DESCRIPTION OF THE TASK: Reproduce the lines of the material exactly, excluding every image.

** BEGIN DATA LISTING **

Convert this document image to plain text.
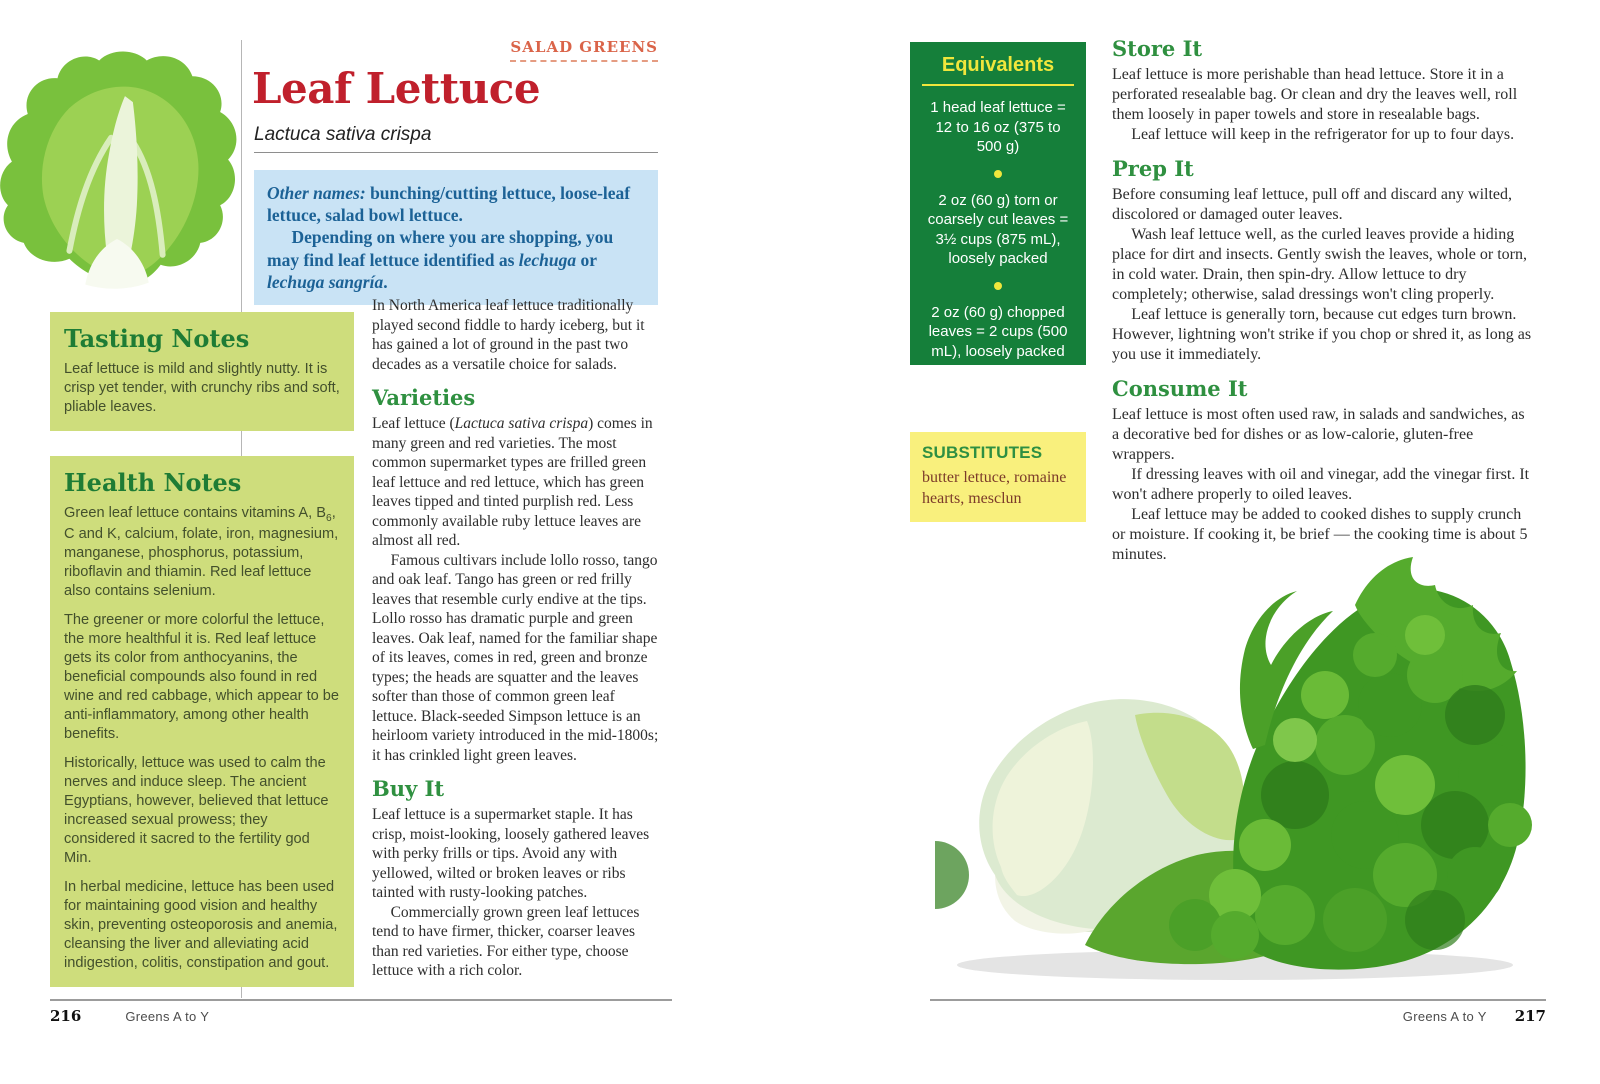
SALAD GREENS
Leaf Lettuce
Lactuca sativa crispa

Other names: bunching/cutting lettuce, loose-leaf lettuce, salad bowl lettuce.

Depending on where you are shopping, you may find leaf lettuce identified as lechuga or lechuga sangría.

Tasting Notes

Leaf lettuce is mild and slightly nutty. It is crisp yet tender, with crunchy ribs and soft, pliable leaves.

Health Notes

Green leaf lettuce contains vitamins A, $B_6$, C and K, calcium, folate, iron, magnesium, manganese, phosphorus, potassium, riboflavin and thiamin. Red leaf lettuce also contains selenium.

The greener or more colorful the lettuce, the more healthful it is. Red leaf lettuce gets its color from anthocyanins, the beneficial compounds also found in red wine and red cabbage, which appear to be anti-inflammatory, among other health benefits.

Historically, lettuce was used to calm the nerves and induce sleep. The ancient Egyptians, however, believed that lettuce increased sexual prowess; they considered it sacred to the fertility god Min.

In herbal medicine, lettuce has been used for maintaining good vision and healthy skin, preventing osteoporosis and anemia, cleansing the liver and alleviating acid indigestion, colitis, constipation and gout.

In North America leaf lettuce traditionally played second fiddle to hardy iceberg, but it has gained a lot of ground in the past two decades as a versatile choice for salads.

Varieties

Leaf lettuce (Lactuca sativa crispa) comes in many green and red varieties. The most common supermarket types are frilled green leaf lettuce and red lettuce, which has green leaves tipped and tinted purplish red. Less commonly available ruby lettuce leaves are almost all red.

Famous cultivars include lollo rosso, tango and oak leaf. Tango has green or red frilly leaves that resemble curly endive at the tips. Lollo rosso has dramatic purple and green leaves. Oak leaf, named for the familiar shape of its leaves, comes in red, green and bronze types; the heads are squatter and the leaves softer than those of common green leaf lettuce. Black-seeded Simpson lettuce is an heirloom variety introduced in the mid-1800s; it has crinkled light green leaves.

Buy It

Leaf lettuce is a supermarket staple. It has crisp, moist-looking, loosely gathered leaves with perky frills or tips. Avoid any with yellowed, wilted or broken leaves or ribs tainted with rusty-looking patches.

Commercially grown green leaf lettuces tend to have firmer, thicker, coarser leaves than red varieties. For either type, choose lettuce with a rich color.

Equivalents

1 head leaf lettuce = 12 to 16 oz (375 to 500 g)

2 oz (60 g) torn or coarsely cut leaves = 3½ cups (875 mL), loosely packed

2 oz (60 g) chopped leaves = 2 cups (500 mL), loosely packed

SUBSTITUTES

butter lettuce, romaine hearts, mesclun

Store It

Leaf lettuce is more perishable than head lettuce. Store it in a perforated resealable bag. Or clean and dry the leaves well, roll them loosely in paper towels and store in resealable bags.

Leaf lettuce will keep in the refrigerator for up to four days.

Prep It

Before consuming leaf lettuce, pull off and discard any wilted, discolored or damaged outer leaves.

Wash leaf lettuce well, as the curled leaves provide a hiding place for dirt and insects. Gently swish the leaves, whole or torn, in cold water. Drain, then spin-dry. Allow lettuce to dry completely; otherwise, salad dressings won't cling properly.

Leaf lettuce is generally torn, because cut edges turn brown. However, lightning won't strike if you chop or shred it, as long as you use it immediately.

Consume It

Leaf lettuce is most often used raw, in salads and sandwiches, as a decorative bed for dishes or as low-calorie, gluten-free wrappers.

If dressing leaves with oil and vinegar, add the vinegar first. It won't adhere properly to oiled leaves.

Leaf lettuce may be added to cooked dishes to supply crunch or moisture. If cooking it, be brief — the cooking time is about 5 minutes.

216	Greens A to Y	Greens A to Y 217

** END DATA LISTING **

TASK OUTPUT:
Convert this document image to plain text.
SALAD GREENS
Leaf Lettuce
Lactuca sativa crispa

Other names: bunching/cutting lettuce, loose-leaf lettuce, salad bowl lettuce.

Depending on where you are shopping, you may find leaf lettuce identified as lechuga or lechuga sangría.

Tasting Notes

Leaf lettuce is mild and slightly nutty. It is crisp yet tender, with crunchy ribs and soft, pliable leaves.

Health Notes

Green leaf lettuce contains vitamins A, $B_6$, C and K, calcium, folate, iron, magnesium, manganese, phosphorus, potassium, riboflavin and thiamin. Red leaf lettuce also contains selenium.

The greener or more colorful the lettuce, the more healthful it is. Red leaf lettuce gets its color from anthocyanins, the beneficial compounds also found in red wine and red cabbage, which appear to be anti-inflammatory, among other health benefits.

Historically, lettuce was used to calm the nerves and induce sleep. The ancient Egyptians, however, believed that lettuce increased sexual prowess; they considered it sacred to the fertility god Min.

In herbal medicine, lettuce has been used for maintaining good vision and healthy skin, preventing osteoporosis and anemia, cleansing the liver and alleviating acid indigestion, colitis, constipation and gout.

In North America leaf lettuce traditionally played second fiddle to hardy iceberg, but it has gained a lot of ground in the past two decades as a versatile choice for salads.

Varieties

Leaf lettuce (Lactuca sativa crispa) comes in many green and red varieties. The most common supermarket types are frilled green leaf lettuce and red lettuce, which has green leaves tipped and tinted purplish red. Less commonly available ruby lettuce leaves are almost all red.

Famous cultivars include lollo rosso, tango and oak leaf. Tango has green or red frilly leaves that resemble curly endive at the tips. Lollo rosso has dramatic purple and green leaves. Oak leaf, named for the familiar shape of its leaves, comes in red, green and bronze types; the heads are squatter and the leaves softer than those of common green leaf lettuce. Black-seeded Simpson lettuce is an heirloom variety introduced in the mid-1800s; it has crinkled light green leaves.

Buy It

Leaf lettuce is a supermarket staple. It has crisp, moist-looking, loosely gathered leaves with perky frills or tips. Avoid any with yellowed, wilted or broken leaves or ribs tainted with rusty-looking patches.

Commercially grown green leaf lettuces tend to have firmer, thicker, coarser leaves than red varieties. For either type, choose lettuce with a rich color.

Equivalents

1 head leaf lettuce = 12 to 16 oz (375 to 500 g)

2 oz (60 g) torn or coarsely cut leaves = 3½ cups (875 mL), loosely packed

2 oz (60 g) chopped leaves = 2 cups (500 mL), loosely packed

SUBSTITUTES

butter lettuce, romaine hearts, mesclun

Store It

Leaf lettuce is more perishable than head lettuce. Store it in a perforated resealable bag. Or clean and dry the leaves well, roll them loosely in paper towels and store in resealable bags.

Leaf lettuce will keep in the refrigerator for up to four days.

Prep It

Before consuming leaf lettuce, pull off and discard any wilted, discolored or damaged outer leaves.

Wash leaf lettuce well, as the curled leaves provide a hiding place for dirt and insects. Gently swish the leaves, whole or torn, in cold water. Drain, then spin-dry. Allow lettuce to dry completely; otherwise, salad dressings won't cling properly.

Leaf lettuce is generally torn, because cut edges turn brown. However, lightning won't strike if you chop or shred it, as long as you use it immediately.

Consume It

Leaf lettuce is most often used raw, in salads and sandwiches, as a decorative bed for dishes or as low-calorie, gluten-free wrappers.

If dressing leaves with oil and vinegar, add the vinegar first. It won't adhere properly to oiled leaves.

Leaf lettuce may be added to cooked dishes to supply crunch or moisture. If cooking it, be brief — the cooking time is about 5 minutes.

216	Greens A to Y	Greens A to Y 217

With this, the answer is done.